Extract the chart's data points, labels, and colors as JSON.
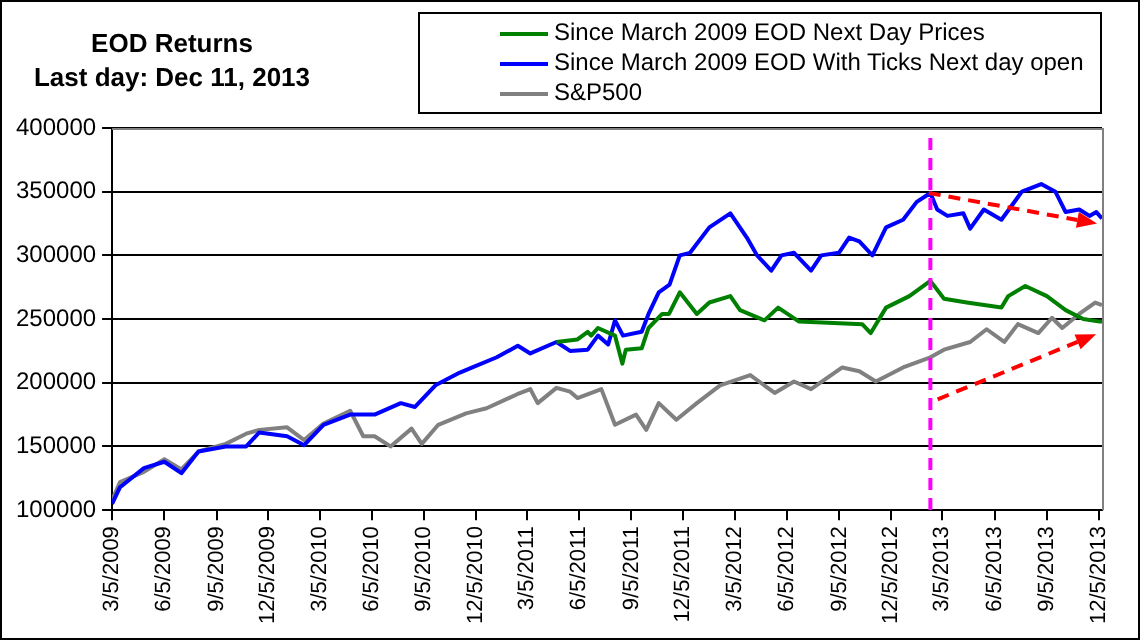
{
  "chart_data": {
    "type": "line",
    "title": "EOD Returns\nLast day: Dec 11, 2013",
    "legend": "top right",
    "grid": "y",
    "marker": "none",
    "line_style": "solid",
    "xlim": [
      "2009-03-05",
      "2013-12-11"
    ],
    "xticks": [
      {
        "value": "2009-03-05",
        "label": "3/5/2009"
      },
      {
        "value": "2009-06-05",
        "label": "6/5/2009"
      },
      {
        "value": "2009-09-05",
        "label": "9/5/2009"
      },
      {
        "value": "2009-12-05",
        "label": "12/5/2009"
      },
      {
        "value": "2010-03-05",
        "label": "3/5/2010"
      },
      {
        "value": "2010-06-05",
        "label": "6/5/2010"
      },
      {
        "value": "2010-09-05",
        "label": "9/5/2010"
      },
      {
        "value": "2010-12-05",
        "label": "12/5/2010"
      },
      {
        "value": "2011-03-05",
        "label": "3/5/2011"
      },
      {
        "value": "2011-06-05",
        "label": "6/5/2011"
      },
      {
        "value": "2011-09-05",
        "label": "9/5/2011"
      },
      {
        "value": "2011-12-05",
        "label": "12/5/2011"
      },
      {
        "value": "2012-03-05",
        "label": "3/5/2012"
      },
      {
        "value": "2012-06-05",
        "label": "6/5/2012"
      },
      {
        "value": "2012-09-05",
        "label": "9/5/2012"
      },
      {
        "value": "2012-12-05",
        "label": "12/5/2012"
      },
      {
        "value": "2013-03-05",
        "label": "3/5/2013"
      },
      {
        "value": "2013-06-05",
        "label": "6/5/2013"
      },
      {
        "value": "2013-09-05",
        "label": "9/5/2013"
      },
      {
        "value": "2013-12-05",
        "label": "12/5/2013"
      }
    ],
    "ylim": [
      100000,
      400000
    ],
    "yticks": [
      100000,
      150000,
      200000,
      250000,
      300000,
      350000,
      400000
    ],
    "ref_lines": [
      {
        "axis": "x",
        "value": "2013-02-12",
        "color": "#ff00ff",
        "line_style": "dashed"
      }
    ],
    "series": [
      {
        "name": "Since March 2009 EOD Next Day Prices",
        "color": "#008000",
        "x": [
          "2011-04-26",
          "2011-06-02",
          "2011-06-20",
          "2011-06-26",
          "2011-07-08",
          "2011-08-07",
          "2011-08-20",
          "2011-08-26",
          "2011-09-23",
          "2011-10-05",
          "2011-10-29",
          "2011-11-10",
          "2011-11-29",
          "2011-12-29",
          "2012-01-20",
          "2012-02-26",
          "2012-03-14",
          "2012-04-26",
          "2012-05-20",
          "2012-06-26",
          "2012-10-15",
          "2012-10-30",
          "2012-11-26",
          "2013-01-06",
          "2013-02-12",
          "2013-03-08",
          "2013-04-17",
          "2013-06-17",
          "2013-06-29",
          "2013-07-29",
          "2013-09-05",
          "2013-10-08",
          "2013-11-08",
          "2013-12-07",
          "2013-12-11"
        ],
        "values": [
          232000,
          234000,
          240000,
          237000,
          243000,
          237000,
          215000,
          226000,
          227000,
          243000,
          254000,
          254000,
          271000,
          254000,
          263000,
          268000,
          257000,
          249000,
          259000,
          248000,
          246000,
          239000,
          259000,
          268000,
          280000,
          266000,
          263000,
          259000,
          268000,
          276000,
          268000,
          257000,
          250000,
          248000,
          248000
        ]
      },
      {
        "name": "Since March 2009 EOD With Ticks Next day open",
        "color": "#0000ff",
        "x": [
          "2009-03-05",
          "2009-03-19",
          "2009-04-30",
          "2009-06-05",
          "2009-07-05",
          "2009-08-04",
          "2009-09-21",
          "2009-10-27",
          "2009-11-19",
          "2010-01-07",
          "2010-02-06",
          "2010-03-12",
          "2010-04-28",
          "2010-06-10",
          "2010-07-26",
          "2010-08-20",
          "2010-09-25",
          "2010-11-07",
          "2010-11-29",
          "2011-01-11",
          "2011-02-17",
          "2011-03-11",
          "2011-04-26",
          "2011-05-20",
          "2011-06-20",
          "2011-07-08",
          "2011-07-26",
          "2011-08-07",
          "2011-08-21",
          "2011-09-23",
          "2011-10-05",
          "2011-10-23",
          "2011-11-11",
          "2011-11-29",
          "2011-12-17",
          "2012-01-20",
          "2012-02-26",
          "2012-03-26",
          "2012-04-13",
          "2012-05-08",
          "2012-05-26",
          "2012-06-17",
          "2012-07-17",
          "2012-08-04",
          "2012-09-04",
          "2012-09-22",
          "2012-10-10",
          "2012-11-02",
          "2012-11-26",
          "2012-12-26",
          "2013-01-19",
          "2013-02-12",
          "2013-02-24",
          "2013-03-14",
          "2013-04-11",
          "2013-04-23",
          "2013-05-17",
          "2013-06-17",
          "2013-07-05",
          "2013-07-23",
          "2013-08-26",
          "2013-09-20",
          "2013-10-08",
          "2013-11-01",
          "2013-11-19",
          "2013-12-01",
          "2013-12-11"
        ],
        "values": [
          105000,
          118000,
          133000,
          138000,
          129000,
          146000,
          150000,
          150000,
          161000,
          158000,
          151000,
          167000,
          175000,
          175000,
          184000,
          181000,
          198000,
          208000,
          212000,
          220000,
          229000,
          223000,
          232000,
          225000,
          226000,
          237000,
          230000,
          249000,
          237000,
          240000,
          254000,
          271000,
          277000,
          300000,
          302000,
          322000,
          333000,
          314000,
          300000,
          288000,
          300000,
          302000,
          288000,
          300000,
          302000,
          314000,
          311000,
          300000,
          322000,
          328000,
          342000,
          349000,
          336000,
          331000,
          333000,
          321000,
          336000,
          328000,
          339000,
          350000,
          356000,
          350000,
          334000,
          336000,
          331000,
          334000,
          329000
        ]
      },
      {
        "name": "S&P500",
        "color": "#808080",
        "x": [
          "2009-03-05",
          "2009-03-19",
          "2009-04-30",
          "2009-06-05",
          "2009-07-05",
          "2009-08-04",
          "2009-09-21",
          "2009-10-27",
          "2009-11-19",
          "2010-01-07",
          "2010-02-06",
          "2010-03-12",
          "2010-04-28",
          "2010-05-21",
          "2010-06-10",
          "2010-07-08",
          "2010-08-14",
          "2010-09-01",
          "2010-09-30",
          "2010-11-18",
          "2010-12-24",
          "2011-02-16",
          "2011-03-11",
          "2011-03-24",
          "2011-04-26",
          "2011-05-20",
          "2011-06-02",
          "2011-07-14",
          "2011-08-07",
          "2011-09-13",
          "2011-10-01",
          "2011-10-23",
          "2011-11-23",
          "2011-12-29",
          "2012-02-08",
          "2012-04-01",
          "2012-05-14",
          "2012-06-17",
          "2012-07-17",
          "2012-09-10",
          "2012-10-10",
          "2012-11-08",
          "2012-12-26",
          "2013-02-12",
          "2013-03-08",
          "2013-04-23",
          "2013-05-22",
          "2013-06-22",
          "2013-07-16",
          "2013-08-21",
          "2013-09-14",
          "2013-10-02",
          "2013-11-01",
          "2013-11-29",
          "2013-12-11"
        ],
        "values": [
          108000,
          122000,
          130000,
          140000,
          132000,
          146000,
          152000,
          160000,
          163000,
          165000,
          155000,
          168000,
          178000,
          158000,
          158000,
          150000,
          164000,
          152000,
          167000,
          176000,
          180000,
          191000,
          195000,
          184000,
          196000,
          193000,
          188000,
          195000,
          167000,
          175000,
          163000,
          184000,
          171000,
          184000,
          198000,
          206000,
          192000,
          201000,
          195000,
          212000,
          209000,
          201000,
          212000,
          220000,
          226000,
          232000,
          242000,
          232000,
          246000,
          239000,
          251000,
          243000,
          254000,
          263000,
          261000
        ]
      }
    ]
  }
}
========================================================================
### EXERCISE GOAL
Verbatim reproduction of every record is required; images are left out.

### RESPONSE TO THE TASK
Extract the chart's data points, labels, and colors as JSON.
{
  "chart_data": {
    "type": "line",
    "title": "EOD Returns\nLast day: Dec 11, 2013",
    "legend": "top right",
    "grid": "y",
    "marker": "none",
    "line_style": "solid",
    "xlim": [
      "2009-03-05",
      "2013-12-11"
    ],
    "xticks": [
      {
        "value": "2009-03-05",
        "label": "3/5/2009"
      },
      {
        "value": "2009-06-05",
        "label": "6/5/2009"
      },
      {
        "value": "2009-09-05",
        "label": "9/5/2009"
      },
      {
        "value": "2009-12-05",
        "label": "12/5/2009"
      },
      {
        "value": "2010-03-05",
        "label": "3/5/2010"
      },
      {
        "value": "2010-06-05",
        "label": "6/5/2010"
      },
      {
        "value": "2010-09-05",
        "label": "9/5/2010"
      },
      {
        "value": "2010-12-05",
        "label": "12/5/2010"
      },
      {
        "value": "2011-03-05",
        "label": "3/5/2011"
      },
      {
        "value": "2011-06-05",
        "label": "6/5/2011"
      },
      {
        "value": "2011-09-05",
        "label": "9/5/2011"
      },
      {
        "value": "2011-12-05",
        "label": "12/5/2011"
      },
      {
        "value": "2012-03-05",
        "label": "3/5/2012"
      },
      {
        "value": "2012-06-05",
        "label": "6/5/2012"
      },
      {
        "value": "2012-09-05",
        "label": "9/5/2012"
      },
      {
        "value": "2012-12-05",
        "label": "12/5/2012"
      },
      {
        "value": "2013-03-05",
        "label": "3/5/2013"
      },
      {
        "value": "2013-06-05",
        "label": "6/5/2013"
      },
      {
        "value": "2013-09-05",
        "label": "9/5/2013"
      },
      {
        "value": "2013-12-05",
        "label": "12/5/2013"
      }
    ],
    "ylim": [
      100000,
      400000
    ],
    "yticks": [
      100000,
      150000,
      200000,
      250000,
      300000,
      350000,
      400000
    ],
    "ref_lines": [
      {
        "axis": "x",
        "value": "2013-02-12",
        "color": "#ff00ff",
        "line_style": "dashed"
      }
    ],
    "series": [
      {
        "name": "Since March 2009 EOD Next Day Prices",
        "color": "#008000",
        "x": [
          "2011-04-26",
          "2011-06-02",
          "2011-06-20",
          "2011-06-26",
          "2011-07-08",
          "2011-08-07",
          "2011-08-20",
          "2011-08-26",
          "2011-09-23",
          "2011-10-05",
          "2011-10-29",
          "2011-11-10",
          "2011-11-29",
          "2011-12-29",
          "2012-01-20",
          "2012-02-26",
          "2012-03-14",
          "2012-04-26",
          "2012-05-20",
          "2012-06-26",
          "2012-10-15",
          "2012-10-30",
          "2012-11-26",
          "2013-01-06",
          "2013-02-12",
          "2013-03-08",
          "2013-04-17",
          "2013-06-17",
          "2013-06-29",
          "2013-07-29",
          "2013-09-05",
          "2013-10-08",
          "2013-11-08",
          "2013-12-07",
          "2013-12-11"
        ],
        "values": [
          232000,
          234000,
          240000,
          237000,
          243000,
          237000,
          215000,
          226000,
          227000,
          243000,
          254000,
          254000,
          271000,
          254000,
          263000,
          268000,
          257000,
          249000,
          259000,
          248000,
          246000,
          239000,
          259000,
          268000,
          280000,
          266000,
          263000,
          259000,
          268000,
          276000,
          268000,
          257000,
          250000,
          248000,
          248000
        ]
      },
      {
        "name": "Since March 2009 EOD With Ticks Next day open",
        "color": "#0000ff",
        "x": [
          "2009-03-05",
          "2009-03-19",
          "2009-04-30",
          "2009-06-05",
          "2009-07-05",
          "2009-08-04",
          "2009-09-21",
          "2009-10-27",
          "2009-11-19",
          "2010-01-07",
          "2010-02-06",
          "2010-03-12",
          "2010-04-28",
          "2010-06-10",
          "2010-07-26",
          "2010-08-20",
          "2010-09-25",
          "2010-11-07",
          "2010-11-29",
          "2011-01-11",
          "2011-02-17",
          "2011-03-11",
          "2011-04-26",
          "2011-05-20",
          "2011-06-20",
          "2011-07-08",
          "2011-07-26",
          "2011-08-07",
          "2011-08-21",
          "2011-09-23",
          "2011-10-05",
          "2011-10-23",
          "2011-11-11",
          "2011-11-29",
          "2011-12-17",
          "2012-01-20",
          "2012-02-26",
          "2012-03-26",
          "2012-04-13",
          "2012-05-08",
          "2012-05-26",
          "2012-06-17",
          "2012-07-17",
          "2012-08-04",
          "2012-09-04",
          "2012-09-22",
          "2012-10-10",
          "2012-11-02",
          "2012-11-26",
          "2012-12-26",
          "2013-01-19",
          "2013-02-12",
          "2013-02-24",
          "2013-03-14",
          "2013-04-11",
          "2013-04-23",
          "2013-05-17",
          "2013-06-17",
          "2013-07-05",
          "2013-07-23",
          "2013-08-26",
          "2013-09-20",
          "2013-10-08",
          "2013-11-01",
          "2013-11-19",
          "2013-12-01",
          "2013-12-11"
        ],
        "values": [
          105000,
          118000,
          133000,
          138000,
          129000,
          146000,
          150000,
          150000,
          161000,
          158000,
          151000,
          167000,
          175000,
          175000,
          184000,
          181000,
          198000,
          208000,
          212000,
          220000,
          229000,
          223000,
          232000,
          225000,
          226000,
          237000,
          230000,
          249000,
          237000,
          240000,
          254000,
          271000,
          277000,
          300000,
          302000,
          322000,
          333000,
          314000,
          300000,
          288000,
          300000,
          302000,
          288000,
          300000,
          302000,
          314000,
          311000,
          300000,
          322000,
          328000,
          342000,
          349000,
          336000,
          331000,
          333000,
          321000,
          336000,
          328000,
          339000,
          350000,
          356000,
          350000,
          334000,
          336000,
          331000,
          334000,
          329000
        ]
      },
      {
        "name": "S&P500",
        "color": "#808080",
        "x": [
          "2009-03-05",
          "2009-03-19",
          "2009-04-30",
          "2009-06-05",
          "2009-07-05",
          "2009-08-04",
          "2009-09-21",
          "2009-10-27",
          "2009-11-19",
          "2010-01-07",
          "2010-02-06",
          "2010-03-12",
          "2010-04-28",
          "2010-05-21",
          "2010-06-10",
          "2010-07-08",
          "2010-08-14",
          "2010-09-01",
          "2010-09-30",
          "2010-11-18",
          "2010-12-24",
          "2011-02-16",
          "2011-03-11",
          "2011-03-24",
          "2011-04-26",
          "2011-05-20",
          "2011-06-02",
          "2011-07-14",
          "2011-08-07",
          "2011-09-13",
          "2011-10-01",
          "2011-10-23",
          "2011-11-23",
          "2011-12-29",
          "2012-02-08",
          "2012-04-01",
          "2012-05-14",
          "2012-06-17",
          "2012-07-17",
          "2012-09-10",
          "2012-10-10",
          "2012-11-08",
          "2012-12-26",
          "2013-02-12",
          "2013-03-08",
          "2013-04-23",
          "2013-05-22",
          "2013-06-22",
          "2013-07-16",
          "2013-08-21",
          "2013-09-14",
          "2013-10-02",
          "2013-11-01",
          "2013-11-29",
          "2013-12-11"
        ],
        "values": [
          108000,
          122000,
          130000,
          140000,
          132000,
          146000,
          152000,
          160000,
          163000,
          165000,
          155000,
          168000,
          178000,
          158000,
          158000,
          150000,
          164000,
          152000,
          167000,
          176000,
          180000,
          191000,
          195000,
          184000,
          196000,
          193000,
          188000,
          195000,
          167000,
          175000,
          163000,
          184000,
          171000,
          184000,
          198000,
          206000,
          192000,
          201000,
          195000,
          212000,
          209000,
          201000,
          212000,
          220000,
          226000,
          232000,
          242000,
          232000,
          246000,
          239000,
          251000,
          243000,
          254000,
          263000,
          261000
        ]
      }
    ]
  }
}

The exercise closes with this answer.